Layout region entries
— Begin —

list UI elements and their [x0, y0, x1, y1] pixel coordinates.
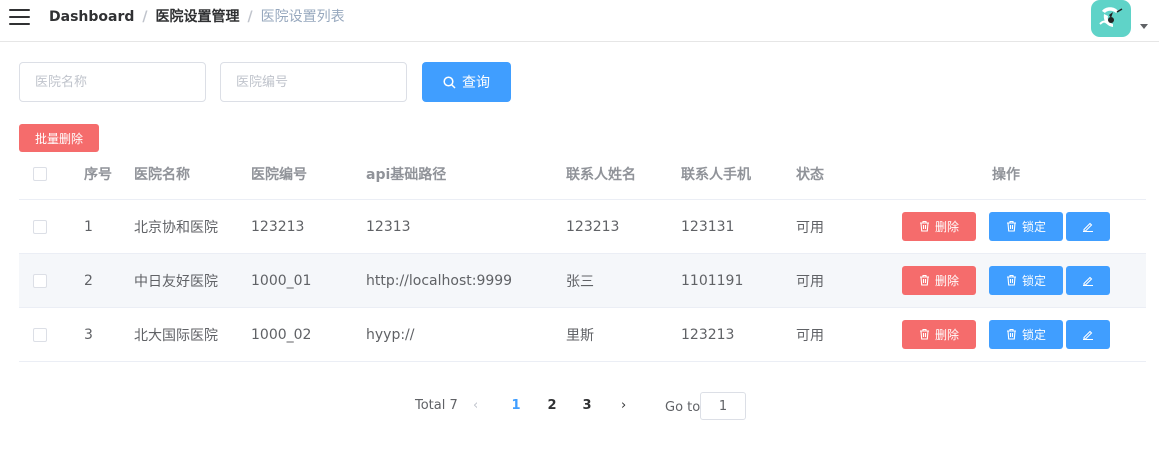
- caret-down-icon[interactable]: [1140, 24, 1148, 29]
- header-status: 状态: [796, 166, 824, 183]
- goto-page-input[interactable]: [700, 392, 746, 420]
- breadcrumb: Dashboard / 医院设置管理 / 医院设置列表: [49, 9, 345, 26]
- chevron-right-icon[interactable]: ›: [621, 398, 626, 413]
- cell-status: 可用: [796, 327, 824, 344]
- trash-icon: [919, 220, 929, 232]
- edit-button[interactable]: [1066, 319, 1110, 349]
- cell-hospital-code: 1000_02: [251, 326, 312, 343]
- avatar-image-icon: [1099, 7, 1123, 27]
- edit-icon: [1083, 276, 1093, 286]
- trash-icon: [919, 328, 929, 340]
- cell-index: 2: [84, 272, 93, 289]
- cell-hospital-name: 北京协和医院: [134, 219, 218, 236]
- edit-button[interactable]: [1066, 211, 1110, 241]
- header-contact-name: 联系人姓名: [566, 166, 636, 183]
- hospital-table: 序号 医院名称 医院编号 api基础路径 联系人姓名 联系人手机 状态 操作 1…: [19, 148, 1146, 362]
- page-3-button[interactable]: 3: [577, 398, 597, 413]
- table-row: 3 北大国际医院 1000_02 hyyp:// 里斯 123213 可用 删除…: [19, 308, 1146, 362]
- goto-label: Go to: [665, 400, 701, 415]
- table-row: 1 北京协和医院 123213 12313 123213 123131 可用 删…: [19, 200, 1146, 254]
- edit-icon: [1083, 330, 1093, 340]
- chevron-left-icon[interactable]: ‹: [473, 398, 478, 413]
- lock-label: 锁定: [1021, 219, 1046, 234]
- edit-icon: [1083, 222, 1093, 232]
- header-api-url: api基础路径: [366, 166, 447, 183]
- cell-index: 3: [84, 326, 93, 343]
- delete-label: 删除: [934, 327, 959, 342]
- cell-index: 1: [84, 218, 93, 235]
- query-button-label: 查询: [462, 75, 490, 91]
- breadcrumb-current: 医院设置列表: [260, 9, 345, 25]
- breadcrumb-hospital-settings[interactable]: 医院设置管理: [156, 9, 240, 25]
- header-contact-phone: 联系人手机: [681, 166, 751, 183]
- delete-button[interactable]: 删除: [902, 211, 976, 241]
- cell-hospital-code: 1000_01: [251, 272, 312, 289]
- cell-api-url: http://localhost:9999: [366, 272, 513, 289]
- edit-button[interactable]: [1066, 265, 1110, 295]
- table-row: 2 中日友好医院 1000_01 http://localhost:9999 张…: [19, 254, 1146, 308]
- navbar: Dashboard / 医院设置管理 / 医院设置列表: [0, 0, 1159, 42]
- cell-api-url: 12313: [366, 218, 411, 235]
- cell-hospital-name: 北大国际医院: [134, 327, 218, 344]
- trash-icon: [1006, 328, 1016, 340]
- query-button[interactable]: 查询: [422, 62, 511, 102]
- trash-icon: [1006, 220, 1016, 232]
- cell-contact-name: 里斯: [566, 327, 594, 344]
- trash-icon: [1006, 274, 1016, 286]
- header-hospital-code: 医院编号: [251, 166, 307, 183]
- delete-label: 删除: [934, 273, 959, 288]
- breadcrumb-separator: /: [247, 9, 253, 25]
- breadcrumb-separator: /: [142, 9, 148, 25]
- lock-button[interactable]: 锁定: [989, 211, 1063, 241]
- lock-button[interactable]: 锁定: [989, 265, 1063, 295]
- cell-status: 可用: [796, 273, 824, 290]
- hamburger-menu-icon[interactable]: [9, 9, 30, 26]
- cell-contact-phone: 123213: [681, 326, 735, 343]
- row-checkbox[interactable]: [33, 273, 47, 288]
- cell-hospital-name: 中日友好医院: [134, 273, 218, 290]
- row-checkbox[interactable]: [33, 327, 47, 342]
- avatar[interactable]: [1091, 0, 1131, 37]
- cell-contact-name: 张三: [566, 273, 594, 290]
- lock-button[interactable]: 锁定: [989, 319, 1063, 349]
- cell-status: 可用: [796, 219, 824, 236]
- cell-api-url: hyyp://: [366, 326, 415, 343]
- hospital-code-input[interactable]: [220, 62, 407, 102]
- batch-delete-label: 批量删除: [34, 131, 83, 146]
- row-checkbox[interactable]: [33, 219, 47, 234]
- pagination: Total 7 ‹ 1 2 3 › Go to: [0, 392, 1159, 420]
- lock-label: 锁定: [1021, 327, 1046, 342]
- trash-icon: [919, 274, 929, 286]
- header-actions: 操作: [992, 166, 1020, 183]
- cell-hospital-code: 123213: [251, 218, 305, 235]
- header-hospital-name: 医院名称: [134, 166, 190, 183]
- header-index: 序号: [84, 166, 112, 183]
- breadcrumb-dashboard[interactable]: Dashboard: [49, 9, 134, 25]
- table-header: 序号 医院名称 医院编号 api基础路径 联系人姓名 联系人手机 状态 操作: [19, 148, 1146, 200]
- pagination-total: Total 7: [415, 398, 458, 413]
- delete-button[interactable]: 删除: [902, 265, 976, 295]
- page-1-button[interactable]: 1: [506, 398, 526, 413]
- lock-label: 锁定: [1021, 273, 1046, 288]
- select-all-checkbox[interactable]: [33, 166, 47, 181]
- delete-label: 删除: [934, 219, 959, 234]
- cell-contact-phone: 1101191: [681, 272, 744, 289]
- page-2-button[interactable]: 2: [542, 398, 562, 413]
- cell-contact-phone: 123131: [681, 218, 735, 235]
- cell-contact-name: 123213: [566, 218, 620, 235]
- search-icon: [443, 75, 456, 89]
- hospital-name-input[interactable]: [19, 62, 206, 102]
- delete-button[interactable]: 删除: [902, 319, 976, 349]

— End —

— PROBLEM DESCRIPTION —
Please copy out the part of the entries that opens with the line containing "- caret-down-icon[interactable]: [1140, 24, 1148, 29]" and closes with the line containing "- cell-hospital-name: 北京协和医院: [134, 219, 218, 236]", swapping "trash-icon" for "delete-icon" and leaving everything else unchanged.

— WORKED SOLUTION —
- caret-down-icon[interactable]: [1140, 24, 1148, 29]
- header-status: 状态: [796, 166, 824, 183]
- goto-page-input[interactable]: [700, 392, 746, 420]
- breadcrumb: Dashboard / 医院设置管理 / 医院设置列表: [49, 9, 345, 26]
- chevron-right-icon[interactable]: ›: [621, 398, 626, 413]
- cell-status: 可用: [796, 327, 824, 344]
- delete-icon: [919, 220, 929, 232]
- edit-button[interactable]: [1066, 319, 1110, 349]
- cell-hospital-code: 1000_02: [251, 326, 312, 343]
- avatar-image-icon: [1099, 7, 1123, 27]
- edit-icon: [1083, 276, 1093, 286]
- delete-icon: [919, 328, 929, 340]
- cell-index: 2: [84, 272, 93, 289]
- cell-hospital-name: 北京协和医院: [134, 219, 218, 236]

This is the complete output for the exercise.